■ **Set task**
Wherever the string "source" appears in a line, extract that line.

(Stored data)
★ ★ ★ ★
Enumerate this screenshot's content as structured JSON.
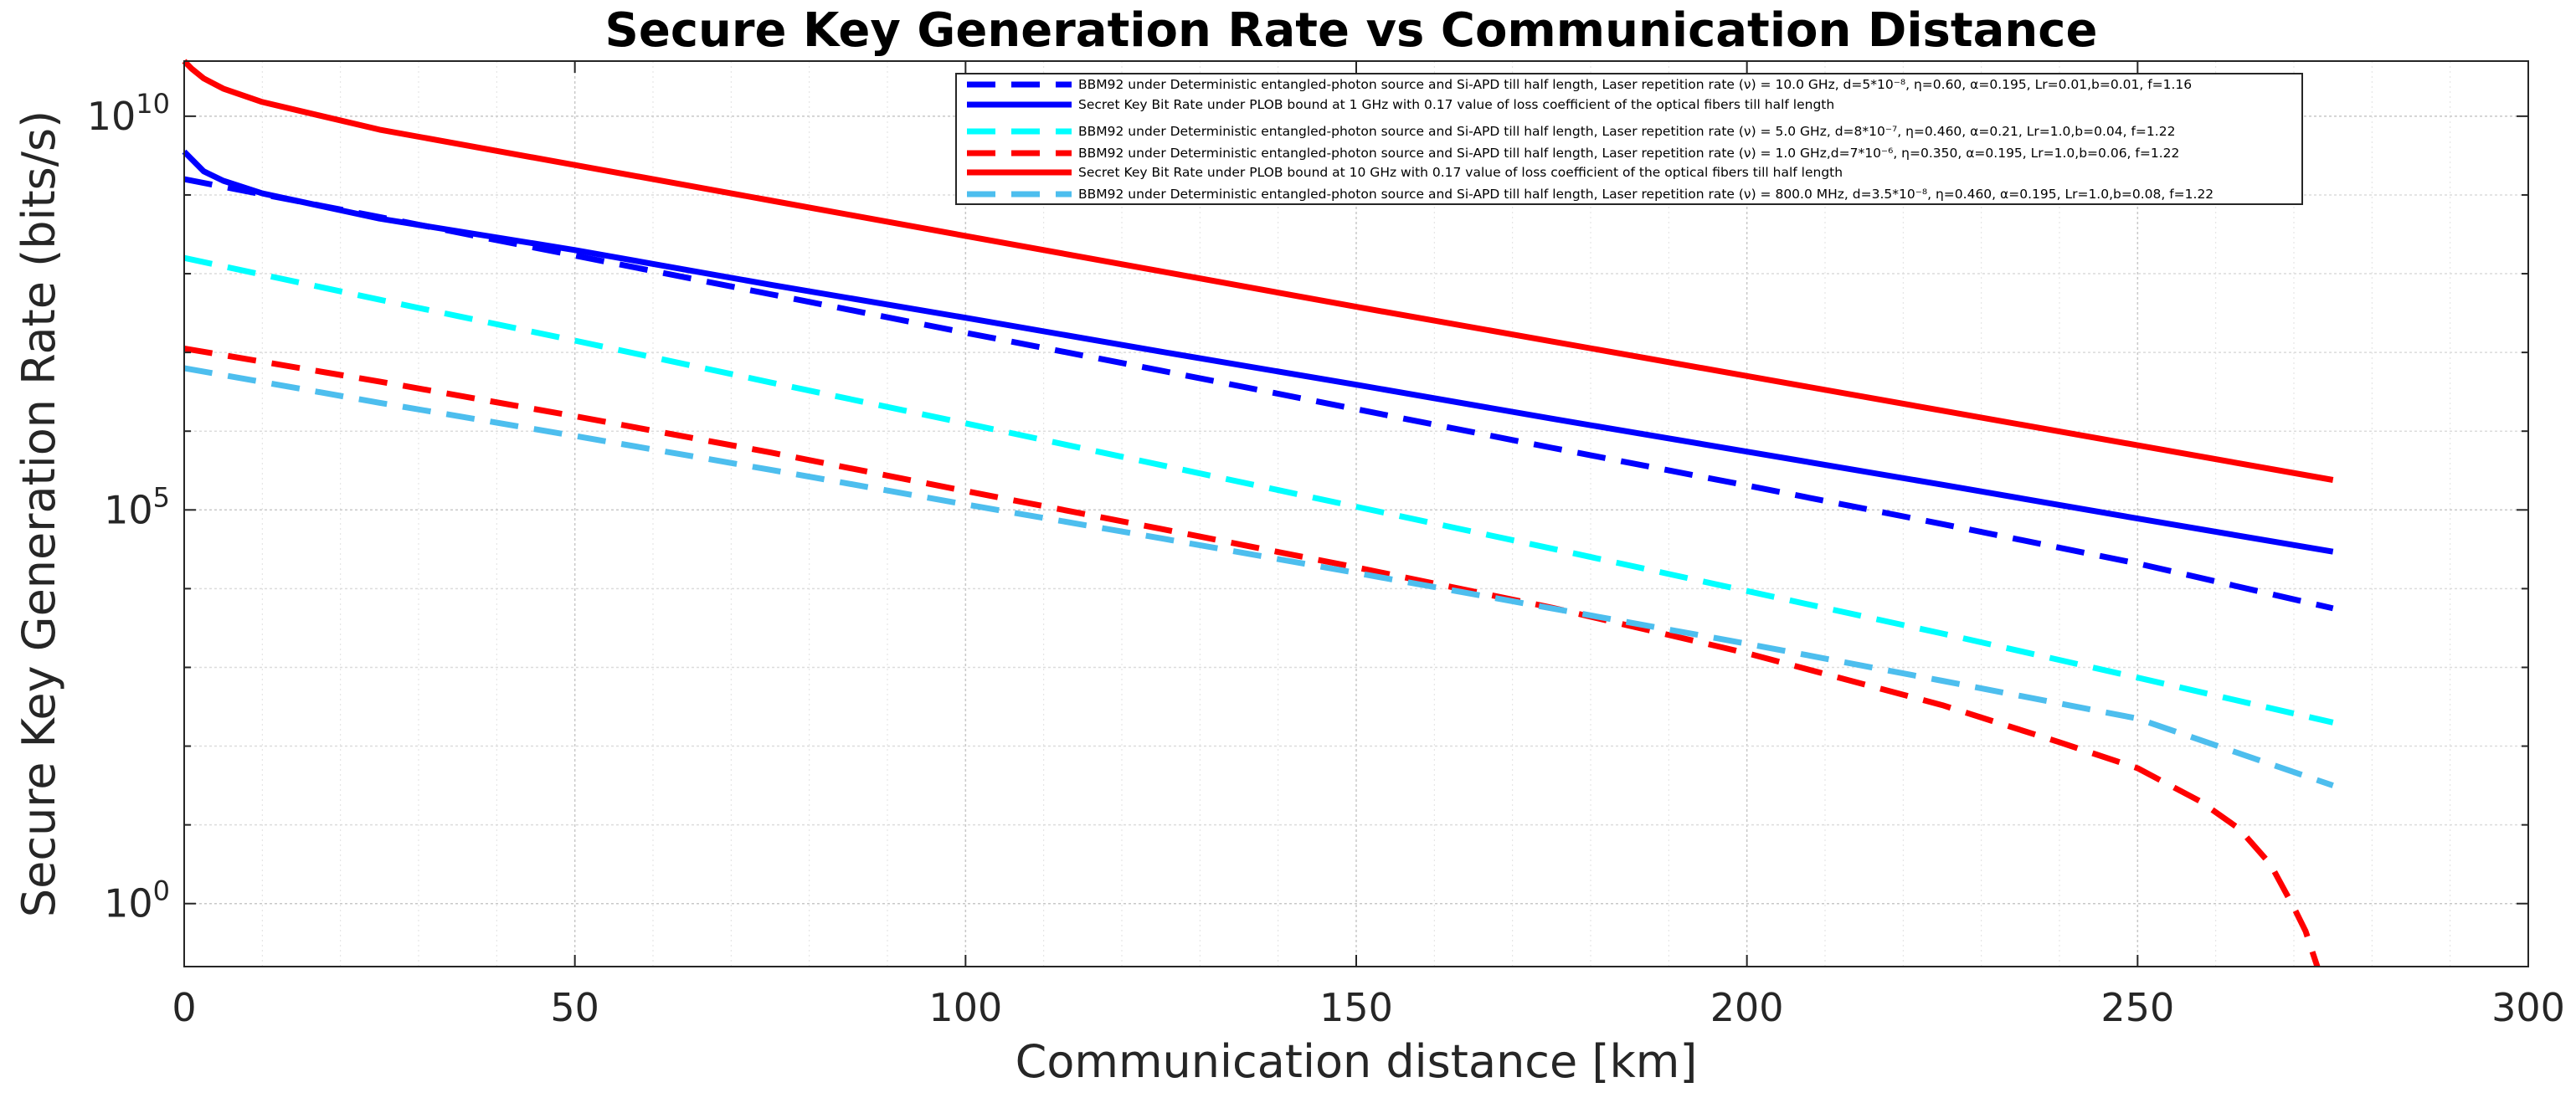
{
  "chart_data": {
    "type": "line",
    "title": "Secure Key Generation Rate vs Communication Distance",
    "xlabel": "Communication distance [km]",
    "ylabel": "Secure Key Generation Rate (bits/s)",
    "xscale": "linear",
    "yscale": "log",
    "xlim": [
      0,
      300
    ],
    "ylim_log10": [
      -0.8,
      10.7
    ],
    "xticks": [
      0,
      50,
      100,
      150,
      200,
      250,
      300
    ],
    "xtick_labels": [
      "0",
      "50",
      "100",
      "150",
      "200",
      "250",
      "300"
    ],
    "yticks_log10": [
      0,
      5,
      10
    ],
    "ytick_labels": [
      {
        "base": "10",
        "exp": "0"
      },
      {
        "base": "10",
        "exp": "5"
      },
      {
        "base": "10",
        "exp": "10"
      }
    ],
    "grid": true,
    "legend_position": "top-center",
    "series": [
      {
        "name": "BBM92 under Deterministic entangled-photon source and Si-APD till half length, Laser repetition rate (ν) = 10.0 GHz, d=5*10⁻⁸, η=0.60, α=0.195, Lr=0.01,b=0.01, f=1.16",
        "color": "#0000ff",
        "style": "dashed",
        "x": [
          0,
          25,
          50,
          75,
          100,
          125,
          150,
          175,
          200,
          225,
          250,
          275
        ],
        "log10_y": [
          9.2,
          8.72,
          8.23,
          7.74,
          7.25,
          6.77,
          6.28,
          5.79,
          5.31,
          4.82,
          4.32,
          3.75
        ]
      },
      {
        "name": "Secret Key Bit Rate under PLOB bound at 1 GHz with 0.17 value of loss coefficient of the optical fibers till half length",
        "color": "#0000ff",
        "style": "solid",
        "x": [
          0,
          1,
          2.5,
          5,
          10,
          25,
          50,
          75,
          100,
          125,
          150,
          175,
          200,
          225,
          250,
          275
        ],
        "log10_y": [
          9.55,
          9.45,
          9.3,
          9.18,
          9.02,
          8.7,
          8.3,
          7.86,
          7.44,
          7.01,
          6.59,
          6.16,
          5.74,
          5.32,
          4.89,
          4.47
        ]
      },
      {
        "name": "BBM92 under Deterministic entangled-photon source and Si-APD till half length, Laser repetition rate (ν) = 5.0 GHz, d=8*10⁻⁷, η=0.460, α=0.21, Lr=1.0,b=0.04, f=1.22",
        "color": "#00ffff",
        "style": "dashed",
        "x": [
          0,
          25,
          50,
          75,
          100,
          125,
          150,
          175,
          200,
          225,
          250,
          275
        ],
        "log10_y": [
          8.2,
          7.67,
          7.15,
          6.62,
          6.1,
          5.57,
          5.04,
          4.51,
          3.97,
          3.43,
          2.87,
          2.3
        ]
      },
      {
        "name": "BBM92 under Deterministic entangled-photon source and Si-APD till half length, Laser repetition rate (ν) = 1.0 GHz,d=7*10⁻⁶, η=0.350, α=0.195, Lr=1.0,b=0.06, f=1.22",
        "color": "#ff0000",
        "style": "dashed",
        "x": [
          0,
          25,
          50,
          75,
          100,
          125,
          150,
          175,
          200,
          225,
          240,
          250,
          258,
          263,
          267,
          270,
          271.5,
          272.5,
          273
        ],
        "log10_y": [
          7.05,
          6.63,
          6.19,
          5.73,
          5.24,
          4.76,
          4.27,
          3.76,
          3.18,
          2.52,
          2.05,
          1.72,
          1.3,
          0.95,
          0.5,
          -0.05,
          -0.35,
          -0.65,
          -0.8
        ]
      },
      {
        "name": "Secret Key Bit Rate under PLOB bound at 10 GHz with 0.17 value of loss coefficient of the optical fibers till half length",
        "color": "#ff0000",
        "style": "solid",
        "x": [
          0,
          1,
          2.5,
          5,
          10,
          25,
          50,
          75,
          100,
          125,
          150,
          175,
          200,
          225,
          250,
          275
        ],
        "log10_y": [
          10.7,
          10.6,
          10.48,
          10.35,
          10.18,
          9.83,
          9.38,
          8.93,
          8.48,
          8.03,
          7.58,
          7.14,
          6.7,
          6.26,
          5.82,
          5.38
        ]
      },
      {
        "name": "BBM92 under Deterministic entangled-photon source and Si-APD till half length, Laser repetition rate (ν) = 800.0 MHz, d=3.5*10⁻⁸, η=0.460, α=0.195, Lr=1.0,b=0.08, f=1.22",
        "color": "#4dbeee",
        "style": "dashed",
        "x": [
          0,
          25,
          50,
          75,
          100,
          125,
          150,
          175,
          200,
          225,
          250,
          275
        ],
        "log10_y": [
          6.8,
          6.36,
          5.94,
          5.51,
          5.07,
          4.64,
          4.2,
          3.75,
          3.3,
          2.83,
          2.35,
          1.5
        ]
      }
    ]
  }
}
★ ★ ★ ★
■ **Result**
        "name": "BBM92 under Deterministic entangled-photon source and Si-APD till half length, Laser repetition rate (ν) = 10.0 GHz, d=5*10⁻⁸, η=0.60, α=0.195, Lr=0.01,b=0.01, f=1.16",
        "name": "BBM92 under Deterministic entangled-photon source and Si-APD till half length, Laser repetition rate (ν) = 5.0 GHz, d=8*10⁻⁷, η=0.460, α=0.21, Lr=1.0,b=0.04, f=1.22",
        "name": "BBM92 under Deterministic entangled-photon source and Si-APD till half length, Laser repetition rate (ν) = 1.0 GHz,d=7*10⁻⁶, η=0.350, α=0.195, Lr=1.0,b=0.06, f=1.22",
        "name": "BBM92 under Deterministic entangled-photon source and Si-APD till half length, Laser repetition rate (ν) = 800.0 MHz, d=3.5*10⁻⁸, η=0.460, α=0.195, Lr=1.0,b=0.08, f=1.22",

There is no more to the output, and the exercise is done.